What the task requires
Write the data out again exactly, dropping any images it holds.

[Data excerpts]
============================================================

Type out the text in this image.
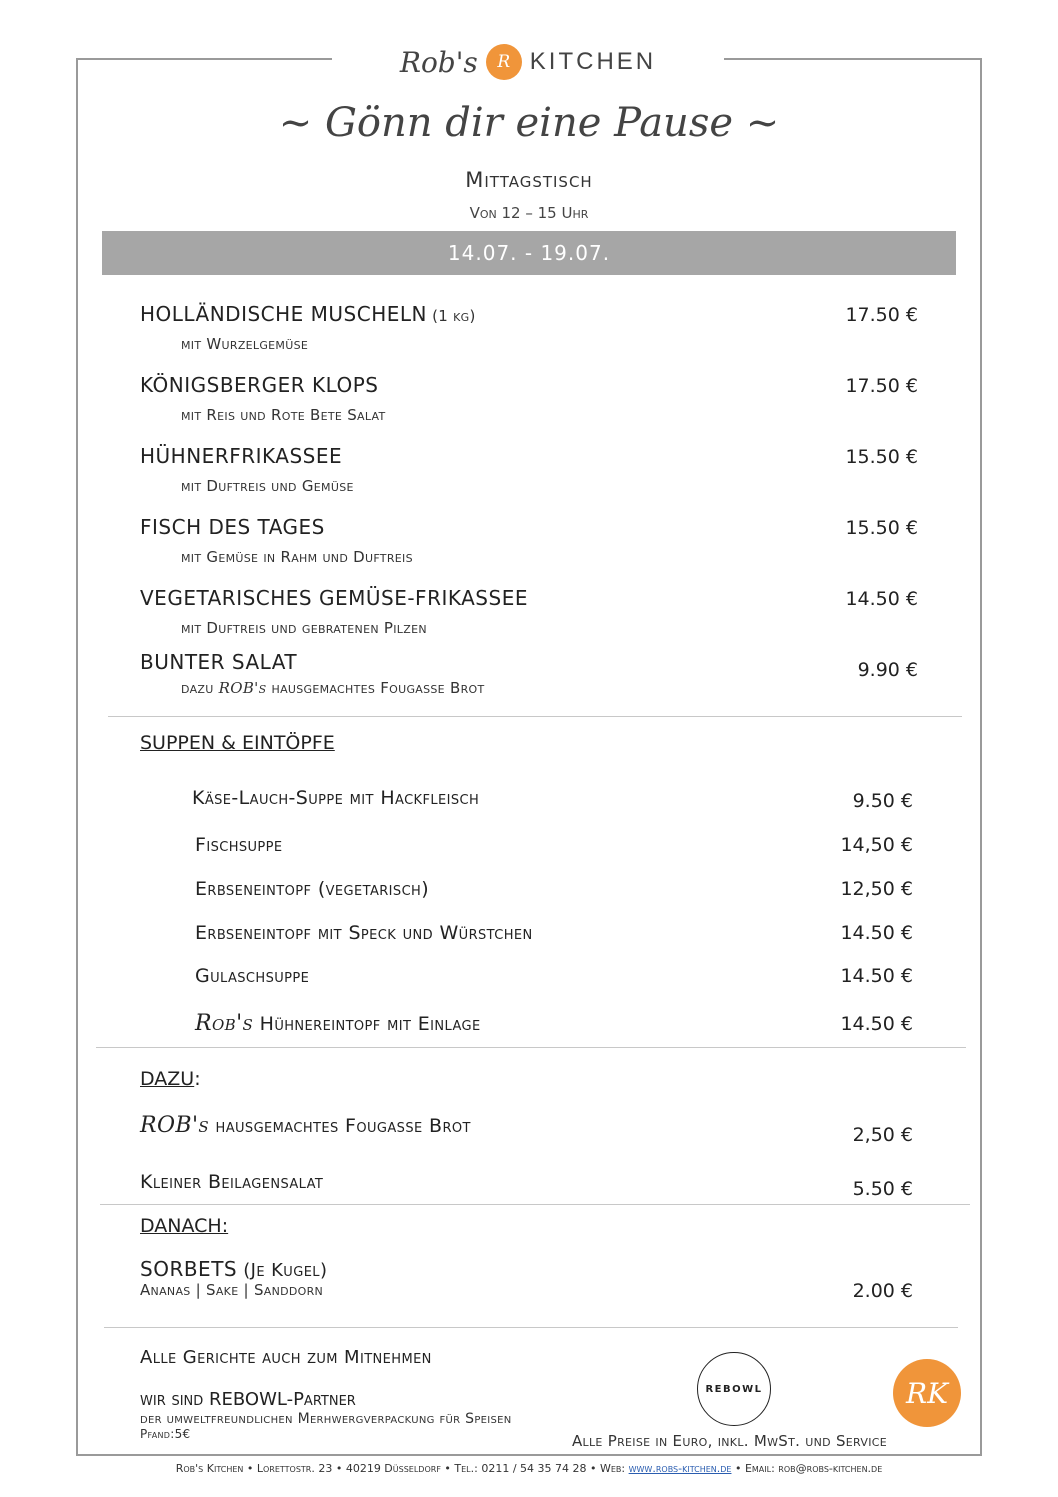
Rob's	R KITCHEN
~ Gönn dir eine Pause ~
Mittagstisch
Von 12 – 15 Uhr
14.07. - 19.07.
HOLLÄNDISCHE MUSCHELN (1 kg)
mit Wurzelgemüse
17.50 €
KÖNIGSBERGER KLOPS
mit Reis und Rote Bete Salat
17.50 €
HÜHNERFRIKASSEE
mit Duftreis und Gemüse
15.50 €
FISCH DES TAGES
mit Gemüse in Rahm und Duftreis
15.50 €
VEGETARISCHES GEMÜSE-FRIKASSEE
mit Duftreis und gebratenen Pilzen
14.50 €
BUNTER SALAT
dazu ROB's hausgemachtes Fougasse Brot
9.90 €
SUPPEN & EINTÖPFE
Käse-Lauch-Suppe mit Hackfleisch	9.50 €
Fischsuppe	14,50 €
Erbseneintopf (vegetarisch)	12,50 €
Erbseneintopf mit Speck und Würstchen	14.50 €
Gulaschsuppe	14.50 €
Rob's Hühnereintopf mit Einlage	14.50 €
DAZU:
ROB's hausgemachtes Fougasse Brot	2,50 €
Kleiner Beilagensalat	5.50 €
DANACH:
SORBETS (Je Kugel)
Ananas | Sake | Sanddorn	2.00 €
Alle Gerichte auch zum Mitnehmen
wir sind REBOWL-Partner
der umweltfreundlichen Merhwergverpackung für Speisen
Pfand:5€	Alle Preise in Euro, inkl. MwSt. und Service
REBOWL	RK
Rob's Kitchen • Lorettostr. 23 • 40219 Düsseldorf • Tel.: 0211 / 54 35 74 28 • Web: www.robs-kitchen.de • Email: rob@robs-kitchen.de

============================================================

Response to this exercise
Type out the text in this image.
Rob's	R KITCHEN
~ Gönn dir eine Pause ~
Mittagstisch
Von 12 – 15 Uhr
14.07. - 19.07.
HOLLÄNDISCHE MUSCHELN (1 kg)
mit Wurzelgemüse
17.50 €
KÖNIGSBERGER KLOPS
mit Reis und Rote Bete Salat
17.50 €
HÜHNERFRIKASSEE
mit Duftreis und Gemüse
15.50 €
FISCH DES TAGES
mit Gemüse in Rahm und Duftreis
15.50 €
VEGETARISCHES GEMÜSE-FRIKASSEE
mit Duftreis und gebratenen Pilzen
14.50 €
BUNTER SALAT
dazu ROB's hausgemachtes Fougasse Brot
9.90 €
SUPPEN & EINTÖPFE
Käse-Lauch-Suppe mit Hackfleisch	9.50 €
Fischsuppe	14,50 €
Erbseneintopf (vegetarisch)	12,50 €
Erbseneintopf mit Speck und Würstchen	14.50 €
Gulaschsuppe	14.50 €
Rob's Hühnereintopf mit Einlage	14.50 €
DAZU:
ROB's hausgemachtes Fougasse Brot	2,50 €
Kleiner Beilagensalat	5.50 €
DANACH:
SORBETS (Je Kugel)
Ananas | Sake | Sanddorn	2.00 €
Alle Gerichte auch zum Mitnehmen
wir sind REBOWL-Partner
der umweltfreundlichen Merhwergverpackung für Speisen
Pfand:5€	Alle Preise in Euro, inkl. MwSt. und Service
REBOWL	RK
Rob's Kitchen • Lorettostr. 23 • 40219 Düsseldorf • Tel.: 0211 / 54 35 74 28 • Web: www.robs-kitchen.de • Email: rob@robs-kitchen.de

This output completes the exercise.